Return each line of the material below unchanged, character for character.

━━ Stored records ━━

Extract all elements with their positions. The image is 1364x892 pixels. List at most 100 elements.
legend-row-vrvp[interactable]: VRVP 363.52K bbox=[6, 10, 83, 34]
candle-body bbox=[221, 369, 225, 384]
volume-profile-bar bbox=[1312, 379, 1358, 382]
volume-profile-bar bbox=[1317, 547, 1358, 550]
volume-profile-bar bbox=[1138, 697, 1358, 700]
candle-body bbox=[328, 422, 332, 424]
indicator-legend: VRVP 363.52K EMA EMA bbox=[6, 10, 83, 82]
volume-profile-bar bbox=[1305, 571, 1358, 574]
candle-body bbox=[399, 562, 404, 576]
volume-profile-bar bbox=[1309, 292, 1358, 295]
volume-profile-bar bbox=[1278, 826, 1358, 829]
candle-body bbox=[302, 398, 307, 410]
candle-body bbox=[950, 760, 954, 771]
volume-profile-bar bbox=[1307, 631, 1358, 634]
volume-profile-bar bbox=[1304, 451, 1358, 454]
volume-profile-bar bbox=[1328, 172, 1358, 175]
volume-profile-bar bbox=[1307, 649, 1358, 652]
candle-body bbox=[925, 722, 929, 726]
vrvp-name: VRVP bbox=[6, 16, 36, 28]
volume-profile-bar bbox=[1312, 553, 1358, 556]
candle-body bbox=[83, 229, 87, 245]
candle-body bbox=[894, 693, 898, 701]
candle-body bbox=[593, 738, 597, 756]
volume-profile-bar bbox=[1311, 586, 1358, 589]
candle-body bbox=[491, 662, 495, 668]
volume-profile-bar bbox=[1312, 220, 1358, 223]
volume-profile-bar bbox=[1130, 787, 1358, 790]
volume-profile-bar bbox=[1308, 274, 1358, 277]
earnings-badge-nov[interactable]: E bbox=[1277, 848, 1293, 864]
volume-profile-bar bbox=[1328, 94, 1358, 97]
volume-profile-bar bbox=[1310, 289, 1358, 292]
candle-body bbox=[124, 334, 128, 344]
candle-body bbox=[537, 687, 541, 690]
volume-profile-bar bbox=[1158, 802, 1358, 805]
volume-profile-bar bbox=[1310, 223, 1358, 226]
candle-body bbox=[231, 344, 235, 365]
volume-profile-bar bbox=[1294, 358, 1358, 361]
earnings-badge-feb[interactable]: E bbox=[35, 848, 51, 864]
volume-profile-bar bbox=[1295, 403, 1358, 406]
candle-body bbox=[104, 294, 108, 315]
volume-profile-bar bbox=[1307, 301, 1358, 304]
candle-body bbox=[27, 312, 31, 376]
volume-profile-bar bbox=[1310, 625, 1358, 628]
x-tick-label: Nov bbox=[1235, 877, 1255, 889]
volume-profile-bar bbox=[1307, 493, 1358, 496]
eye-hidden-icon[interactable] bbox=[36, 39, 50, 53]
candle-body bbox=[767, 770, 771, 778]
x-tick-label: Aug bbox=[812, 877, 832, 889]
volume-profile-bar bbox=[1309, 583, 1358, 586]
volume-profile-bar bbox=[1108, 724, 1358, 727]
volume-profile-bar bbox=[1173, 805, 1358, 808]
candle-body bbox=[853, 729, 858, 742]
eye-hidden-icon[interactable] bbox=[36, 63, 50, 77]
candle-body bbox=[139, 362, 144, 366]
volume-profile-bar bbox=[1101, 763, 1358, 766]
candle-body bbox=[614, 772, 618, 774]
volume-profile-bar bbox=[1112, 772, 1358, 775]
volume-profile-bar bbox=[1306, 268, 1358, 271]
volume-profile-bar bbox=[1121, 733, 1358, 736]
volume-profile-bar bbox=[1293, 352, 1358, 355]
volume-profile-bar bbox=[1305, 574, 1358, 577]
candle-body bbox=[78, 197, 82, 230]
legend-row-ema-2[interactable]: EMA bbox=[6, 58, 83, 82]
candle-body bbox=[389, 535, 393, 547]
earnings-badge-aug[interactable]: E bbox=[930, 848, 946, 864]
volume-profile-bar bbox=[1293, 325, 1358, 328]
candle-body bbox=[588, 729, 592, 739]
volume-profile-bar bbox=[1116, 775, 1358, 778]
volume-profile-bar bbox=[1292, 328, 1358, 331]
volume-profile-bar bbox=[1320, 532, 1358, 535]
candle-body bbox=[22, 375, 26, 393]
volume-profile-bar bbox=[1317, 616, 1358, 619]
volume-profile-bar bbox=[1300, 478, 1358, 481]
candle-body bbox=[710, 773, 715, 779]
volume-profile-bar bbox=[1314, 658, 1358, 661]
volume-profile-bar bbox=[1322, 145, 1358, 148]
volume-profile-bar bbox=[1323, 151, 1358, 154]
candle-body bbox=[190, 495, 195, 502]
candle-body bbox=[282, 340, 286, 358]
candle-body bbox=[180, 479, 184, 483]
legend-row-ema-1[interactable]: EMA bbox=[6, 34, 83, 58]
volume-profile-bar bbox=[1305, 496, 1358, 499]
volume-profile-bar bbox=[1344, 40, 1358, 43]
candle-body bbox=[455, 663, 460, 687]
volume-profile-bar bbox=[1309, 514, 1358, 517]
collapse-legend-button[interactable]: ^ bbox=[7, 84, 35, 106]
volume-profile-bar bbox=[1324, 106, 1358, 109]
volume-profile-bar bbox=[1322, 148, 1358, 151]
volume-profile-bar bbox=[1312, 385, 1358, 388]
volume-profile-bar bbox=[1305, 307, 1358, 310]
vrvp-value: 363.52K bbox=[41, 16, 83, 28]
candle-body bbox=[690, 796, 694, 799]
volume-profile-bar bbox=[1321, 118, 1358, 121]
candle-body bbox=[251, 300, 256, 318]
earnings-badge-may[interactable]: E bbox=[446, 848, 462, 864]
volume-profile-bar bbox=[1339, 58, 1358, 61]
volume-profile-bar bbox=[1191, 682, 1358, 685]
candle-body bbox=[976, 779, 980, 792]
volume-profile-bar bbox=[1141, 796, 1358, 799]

━━━

Solution to the exercise:
Extract all elements with their positions. The image is 1364x892 pixels. List at most 100 elements.
legend-row-vrvp[interactable]: VRVP 363.52K bbox=[6, 10, 83, 34]
candle-body bbox=[221, 369, 225, 384]
volume-profile-bar bbox=[1312, 379, 1358, 382]
volume-profile-bar bbox=[1317, 547, 1358, 550]
volume-profile-bar bbox=[1138, 697, 1358, 700]
candle-body bbox=[328, 422, 332, 424]
indicator-legend: VRVP 363.52K EMA EMA bbox=[6, 10, 83, 82]
volume-profile-bar bbox=[1305, 571, 1358, 574]
candle-body bbox=[399, 562, 404, 576]
volume-profile-bar bbox=[1309, 292, 1358, 295]
volume-profile-bar bbox=[1278, 826, 1358, 829]
candle-body bbox=[302, 398, 307, 410]
candle-body bbox=[950, 760, 954, 771]
volume-profile-bar bbox=[1307, 631, 1358, 634]
volume-profile-bar bbox=[1304, 451, 1358, 454]
volume-profile-bar bbox=[1328, 172, 1358, 175]
volume-profile-bar bbox=[1307, 649, 1358, 652]
candle-body bbox=[925, 722, 929, 726]
vrvp-name: VRVP bbox=[6, 16, 36, 28]
volume-profile-bar bbox=[1312, 553, 1358, 556]
candle-body bbox=[83, 229, 87, 245]
candle-body bbox=[894, 693, 898, 701]
candle-body bbox=[593, 738, 597, 756]
volume-profile-bar bbox=[1311, 586, 1358, 589]
candle-body bbox=[491, 662, 495, 668]
volume-profile-bar bbox=[1312, 220, 1358, 223]
volume-profile-bar bbox=[1130, 787, 1358, 790]
volume-profile-bar bbox=[1308, 274, 1358, 277]
earnings-badge-nov[interactable]: E bbox=[1277, 848, 1293, 864]
volume-profile-bar bbox=[1328, 94, 1358, 97]
volume-profile-bar bbox=[1310, 289, 1358, 292]
candle-body bbox=[124, 334, 128, 344]
candle-body bbox=[537, 687, 541, 690]
volume-profile-bar bbox=[1158, 802, 1358, 805]
volume-profile-bar bbox=[1310, 223, 1358, 226]
candle-body bbox=[231, 344, 235, 365]
volume-profile-bar bbox=[1294, 358, 1358, 361]
earnings-badge-feb[interactable]: E bbox=[35, 848, 51, 864]
volume-profile-bar bbox=[1295, 403, 1358, 406]
candle-body bbox=[104, 294, 108, 315]
volume-profile-bar bbox=[1307, 301, 1358, 304]
candle-body bbox=[27, 312, 31, 376]
volume-profile-bar bbox=[1310, 625, 1358, 628]
x-tick-label: Nov bbox=[1235, 877, 1255, 889]
volume-profile-bar bbox=[1307, 493, 1358, 496]
eye-hidden-icon[interactable] bbox=[36, 39, 50, 53]
candle-body bbox=[767, 770, 771, 778]
x-tick-label: Aug bbox=[812, 877, 832, 889]
volume-profile-bar bbox=[1309, 583, 1358, 586]
volume-profile-bar bbox=[1108, 724, 1358, 727]
volume-profile-bar bbox=[1173, 805, 1358, 808]
candle-body bbox=[853, 729, 858, 742]
eye-hidden-icon[interactable] bbox=[36, 63, 50, 77]
candle-body bbox=[139, 362, 144, 366]
volume-profile-bar bbox=[1101, 763, 1358, 766]
candle-body bbox=[614, 772, 618, 774]
volume-profile-bar bbox=[1112, 772, 1358, 775]
volume-profile-bar bbox=[1306, 268, 1358, 271]
volume-profile-bar bbox=[1121, 733, 1358, 736]
volume-profile-bar bbox=[1293, 352, 1358, 355]
volume-profile-bar bbox=[1305, 574, 1358, 577]
candle-body bbox=[78, 197, 82, 230]
legend-row-ema-2[interactable]: EMA bbox=[6, 58, 83, 82]
candle-body bbox=[389, 535, 393, 547]
earnings-badge-aug[interactable]: E bbox=[930, 848, 946, 864]
volume-profile-bar bbox=[1293, 325, 1358, 328]
candle-body bbox=[588, 729, 592, 739]
volume-profile-bar bbox=[1116, 775, 1358, 778]
volume-profile-bar bbox=[1292, 328, 1358, 331]
volume-profile-bar bbox=[1320, 532, 1358, 535]
candle-body bbox=[22, 375, 26, 393]
volume-profile-bar bbox=[1317, 616, 1358, 619]
volume-profile-bar bbox=[1300, 478, 1358, 481]
candle-body bbox=[710, 773, 715, 779]
volume-profile-bar bbox=[1314, 658, 1358, 661]
volume-profile-bar bbox=[1322, 145, 1358, 148]
volume-profile-bar bbox=[1323, 151, 1358, 154]
candle-body bbox=[190, 495, 195, 502]
candle-body bbox=[282, 340, 286, 358]
candle-body bbox=[180, 479, 184, 483]
legend-row-ema-1[interactable]: EMA bbox=[6, 34, 83, 58]
volume-profile-bar bbox=[1305, 496, 1358, 499]
volume-profile-bar bbox=[1344, 40, 1358, 43]
candle-body bbox=[455, 663, 460, 687]
volume-profile-bar bbox=[1309, 514, 1358, 517]
collapse-legend-button[interactable]: ^ bbox=[7, 84, 35, 106]
volume-profile-bar bbox=[1324, 106, 1358, 109]
volume-profile-bar bbox=[1322, 148, 1358, 151]
volume-profile-bar bbox=[1312, 385, 1358, 388]
volume-profile-bar bbox=[1305, 307, 1358, 310]
vrvp-value: 363.52K bbox=[41, 16, 83, 28]
candle-body bbox=[690, 796, 694, 799]
volume-profile-bar bbox=[1321, 118, 1358, 121]
candle-body bbox=[251, 300, 256, 318]
earnings-badge-may[interactable]: E bbox=[446, 848, 462, 864]
volume-profile-bar bbox=[1339, 58, 1358, 61]
volume-profile-bar bbox=[1191, 682, 1358, 685]
candle-body bbox=[976, 779, 980, 792]
volume-profile-bar bbox=[1141, 796, 1358, 799]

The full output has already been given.